/---

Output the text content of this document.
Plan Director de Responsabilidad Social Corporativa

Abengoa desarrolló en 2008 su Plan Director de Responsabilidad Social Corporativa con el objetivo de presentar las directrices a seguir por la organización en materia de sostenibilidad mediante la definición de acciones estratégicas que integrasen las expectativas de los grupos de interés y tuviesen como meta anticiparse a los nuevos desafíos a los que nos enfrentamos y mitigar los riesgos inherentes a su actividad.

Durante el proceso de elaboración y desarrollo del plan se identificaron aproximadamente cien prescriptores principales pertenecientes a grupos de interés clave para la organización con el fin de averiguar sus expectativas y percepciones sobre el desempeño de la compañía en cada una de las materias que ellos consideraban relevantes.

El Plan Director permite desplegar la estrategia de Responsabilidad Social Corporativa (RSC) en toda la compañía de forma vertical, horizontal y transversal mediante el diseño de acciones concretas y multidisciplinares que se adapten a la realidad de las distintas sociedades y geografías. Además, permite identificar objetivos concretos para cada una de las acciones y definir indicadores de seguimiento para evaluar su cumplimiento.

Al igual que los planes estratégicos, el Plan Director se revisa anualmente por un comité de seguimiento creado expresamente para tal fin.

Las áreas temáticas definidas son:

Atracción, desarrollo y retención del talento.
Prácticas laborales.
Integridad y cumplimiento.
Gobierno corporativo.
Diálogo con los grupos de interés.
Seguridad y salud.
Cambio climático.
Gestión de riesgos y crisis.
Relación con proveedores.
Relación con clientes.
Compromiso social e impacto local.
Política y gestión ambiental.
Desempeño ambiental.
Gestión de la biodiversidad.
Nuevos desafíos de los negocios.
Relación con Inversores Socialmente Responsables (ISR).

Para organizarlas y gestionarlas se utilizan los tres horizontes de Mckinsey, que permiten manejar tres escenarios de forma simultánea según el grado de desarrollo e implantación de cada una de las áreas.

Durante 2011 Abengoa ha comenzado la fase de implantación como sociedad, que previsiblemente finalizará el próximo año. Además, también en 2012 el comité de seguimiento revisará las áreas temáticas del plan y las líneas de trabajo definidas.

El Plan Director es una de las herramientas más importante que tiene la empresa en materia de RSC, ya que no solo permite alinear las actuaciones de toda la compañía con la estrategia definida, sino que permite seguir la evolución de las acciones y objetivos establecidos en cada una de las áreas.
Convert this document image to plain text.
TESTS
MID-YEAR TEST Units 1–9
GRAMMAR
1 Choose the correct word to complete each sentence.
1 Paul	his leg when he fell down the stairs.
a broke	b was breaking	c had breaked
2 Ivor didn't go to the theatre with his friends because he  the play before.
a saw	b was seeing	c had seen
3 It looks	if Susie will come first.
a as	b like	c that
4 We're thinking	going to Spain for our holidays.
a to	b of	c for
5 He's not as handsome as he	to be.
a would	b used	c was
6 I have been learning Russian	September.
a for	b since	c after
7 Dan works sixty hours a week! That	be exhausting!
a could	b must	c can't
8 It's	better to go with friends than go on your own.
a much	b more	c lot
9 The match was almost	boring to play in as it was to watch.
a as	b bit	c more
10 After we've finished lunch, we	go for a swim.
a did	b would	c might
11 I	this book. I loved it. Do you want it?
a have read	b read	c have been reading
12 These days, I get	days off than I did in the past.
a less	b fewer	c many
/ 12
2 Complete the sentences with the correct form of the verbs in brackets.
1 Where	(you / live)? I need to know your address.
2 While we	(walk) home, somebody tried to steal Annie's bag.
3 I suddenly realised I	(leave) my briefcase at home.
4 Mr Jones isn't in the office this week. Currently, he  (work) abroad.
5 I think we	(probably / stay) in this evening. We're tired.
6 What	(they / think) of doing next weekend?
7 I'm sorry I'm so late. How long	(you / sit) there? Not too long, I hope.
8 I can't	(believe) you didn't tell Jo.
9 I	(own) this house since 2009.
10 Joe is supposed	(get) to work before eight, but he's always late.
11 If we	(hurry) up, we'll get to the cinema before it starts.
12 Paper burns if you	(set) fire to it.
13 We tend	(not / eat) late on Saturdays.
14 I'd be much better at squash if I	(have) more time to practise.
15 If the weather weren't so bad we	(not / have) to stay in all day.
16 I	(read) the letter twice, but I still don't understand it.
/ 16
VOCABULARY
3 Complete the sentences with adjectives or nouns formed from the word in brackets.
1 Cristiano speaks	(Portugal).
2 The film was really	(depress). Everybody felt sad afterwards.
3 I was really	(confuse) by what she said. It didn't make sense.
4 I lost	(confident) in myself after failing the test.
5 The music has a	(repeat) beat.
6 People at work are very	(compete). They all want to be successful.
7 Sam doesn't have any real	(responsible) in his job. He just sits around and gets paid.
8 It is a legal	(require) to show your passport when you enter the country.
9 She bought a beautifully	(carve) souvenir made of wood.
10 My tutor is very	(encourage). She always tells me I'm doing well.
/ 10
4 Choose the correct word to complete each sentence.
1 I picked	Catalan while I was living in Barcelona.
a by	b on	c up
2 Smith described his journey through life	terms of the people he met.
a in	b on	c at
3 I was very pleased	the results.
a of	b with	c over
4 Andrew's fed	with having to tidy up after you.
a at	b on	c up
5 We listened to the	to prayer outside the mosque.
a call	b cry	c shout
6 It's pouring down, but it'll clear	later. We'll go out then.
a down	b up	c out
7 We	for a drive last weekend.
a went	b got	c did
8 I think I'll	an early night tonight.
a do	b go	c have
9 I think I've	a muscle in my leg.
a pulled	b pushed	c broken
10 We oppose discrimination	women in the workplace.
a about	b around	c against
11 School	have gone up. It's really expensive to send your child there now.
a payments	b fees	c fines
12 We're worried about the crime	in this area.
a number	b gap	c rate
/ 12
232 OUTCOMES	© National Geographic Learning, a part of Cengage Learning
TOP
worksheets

\---

## WRITTEN TASK:
Write every line of the material above again, exactly.

## COMPLETED EXERCISE:
Output the text content of this document.
Plan Director de Responsabilidad Social Corporativa

Abengoa desarrolló en 2008 su Plan Director de Responsabilidad Social Corporativa con el objetivo de presentar las directrices a seguir por la organización en materia de sostenibilidad mediante la definición de acciones estratégicas que integrasen las expectativas de los grupos de interés y tuviesen como meta anticiparse a los nuevos desafíos a los que nos enfrentamos y mitigar los riesgos inherentes a su actividad.

Durante el proceso de elaboración y desarrollo del plan se identificaron aproximadamente cien prescriptores principales pertenecientes a grupos de interés clave para la organización con el fin de averiguar sus expectativas y percepciones sobre el desempeño de la compañía en cada una de las materias que ellos consideraban relevantes.

El Plan Director permite desplegar la estrategia de Responsabilidad Social Corporativa (RSC) en toda la compañía de forma vertical, horizontal y transversal mediante el diseño de acciones concretas y multidisciplinares que se adapten a la realidad de las distintas sociedades y geografías. Además, permite identificar objetivos concretos para cada una de las acciones y definir indicadores de seguimiento para evaluar su cumplimiento.

Al igual que los planes estratégicos, el Plan Director se revisa anualmente por un comité de seguimiento creado expresamente para tal fin.

Las áreas temáticas definidas son:

Atracción, desarrollo y retención del talento.
Prácticas laborales.
Integridad y cumplimiento.
Gobierno corporativo.
Diálogo con los grupos de interés.
Seguridad y salud.
Cambio climático.
Gestión de riesgos y crisis.
Relación con proveedores.
Relación con clientes.
Compromiso social e impacto local.
Política y gestión ambiental.
Desempeño ambiental.
Gestión de la biodiversidad.
Nuevos desafíos de los negocios.
Relación con Inversores Socialmente Responsables (ISR).

Para organizarlas y gestionarlas se utilizan los tres horizontes de Mckinsey, que permiten manejar tres escenarios de forma simultánea según el grado de desarrollo e implantación de cada una de las áreas.

Durante 2011 Abengoa ha comenzado la fase de implantación como sociedad, que previsiblemente finalizará el próximo año. Además, también en 2012 el comité de seguimiento revisará las áreas temáticas del plan y las líneas de trabajo definidas.

El Plan Director es una de las herramientas más importante que tiene la empresa en materia de RSC, ya que no solo permite alinear las actuaciones de toda la compañía con la estrategia definida, sino que permite seguir la evolución de las acciones y objetivos establecidos en cada una de las áreas.
Convert this document image to plain text.
TESTS
MID-YEAR TEST Units 1–9
GRAMMAR
1 Choose the correct word to complete each sentence.
1 Paul	his leg when he fell down the stairs.
a broke	b was breaking	c had breaked
2 Ivor didn't go to the theatre with his friends because he  the play before.
a saw	b was seeing	c had seen
3 It looks	if Susie will come first.
a as	b like	c that
4 We're thinking	going to Spain for our holidays.
a to	b of	c for
5 He's not as handsome as he	to be.
a would	b used	c was
6 I have been learning Russian	September.
a for	b since	c after
7 Dan works sixty hours a week! That	be exhausting!
a could	b must	c can't
8 It's	better to go with friends than go on your own.
a much	b more	c lot
9 The match was almost	boring to play in as it was to watch.
a as	b bit	c more
10 After we've finished lunch, we	go for a swim.
a did	b would	c might
11 I	this book. I loved it. Do you want it?
a have read	b read	c have been reading
12 These days, I get	days off than I did in the past.
a less	b fewer	c many
/ 12
2 Complete the sentences with the correct form of the verbs in brackets.
1 Where	(you / live)? I need to know your address.
2 While we	(walk) home, somebody tried to steal Annie's bag.
3 I suddenly realised I	(leave) my briefcase at home.
4 Mr Jones isn't in the office this week. Currently, he  (work) abroad.
5 I think we	(probably / stay) in this evening. We're tired.
6 What	(they / think) of doing next weekend?
7 I'm sorry I'm so late. How long	(you / sit) there? Not too long, I hope.
8 I can't	(believe) you didn't tell Jo.
9 I	(own) this house since 2009.
10 Joe is supposed	(get) to work before eight, but he's always late.
11 If we	(hurry) up, we'll get to the cinema before it starts.
12 Paper burns if you	(set) fire to it.
13 We tend	(not / eat) late on Saturdays.
14 I'd be much better at squash if I	(have) more time to practise.
15 If the weather weren't so bad we	(not / have) to stay in all day.
16 I	(read) the letter twice, but I still don't understand it.
/ 16
VOCABULARY
3 Complete the sentences with adjectives or nouns formed from the word in brackets.
1 Cristiano speaks	(Portugal).
2 The film was really	(depress). Everybody felt sad afterwards.
3 I was really	(confuse) by what she said. It didn't make sense.
4 I lost	(confident) in myself after failing the test.
5 The music has a	(repeat) beat.
6 People at work are very	(compete). They all want to be successful.
7 Sam doesn't have any real	(responsible) in his job. He just sits around and gets paid.
8 It is a legal	(require) to show your passport when you enter the country.
9 She bought a beautifully	(carve) souvenir made of wood.
10 My tutor is very	(encourage). She always tells me I'm doing well.
/ 10
4 Choose the correct word to complete each sentence.
1 I picked	Catalan while I was living in Barcelona.
a by	b on	c up
2 Smith described his journey through life	terms of the people he met.
a in	b on	c at
3 I was very pleased	the results.
a of	b with	c over
4 Andrew's fed	with having to tidy up after you.
a at	b on	c up
5 We listened to the	to prayer outside the mosque.
a call	b cry	c shout
6 It's pouring down, but it'll clear	later. We'll go out then.
a down	b up	c out
7 We	for a drive last weekend.
a went	b got	c did
8 I think I'll	an early night tonight.
a do	b go	c have
9 I think I've	a muscle in my leg.
a pulled	b pushed	c broken
10 We oppose discrimination	women in the workplace.
a about	b around	c against
11 School	have gone up. It's really expensive to send your child there now.
a payments	b fees	c fines
12 We're worried about the crime	in this area.
a number	b gap	c rate
/ 12
232 OUTCOMES	© National Geographic Learning, a part of Cengage Learning
TOP
worksheets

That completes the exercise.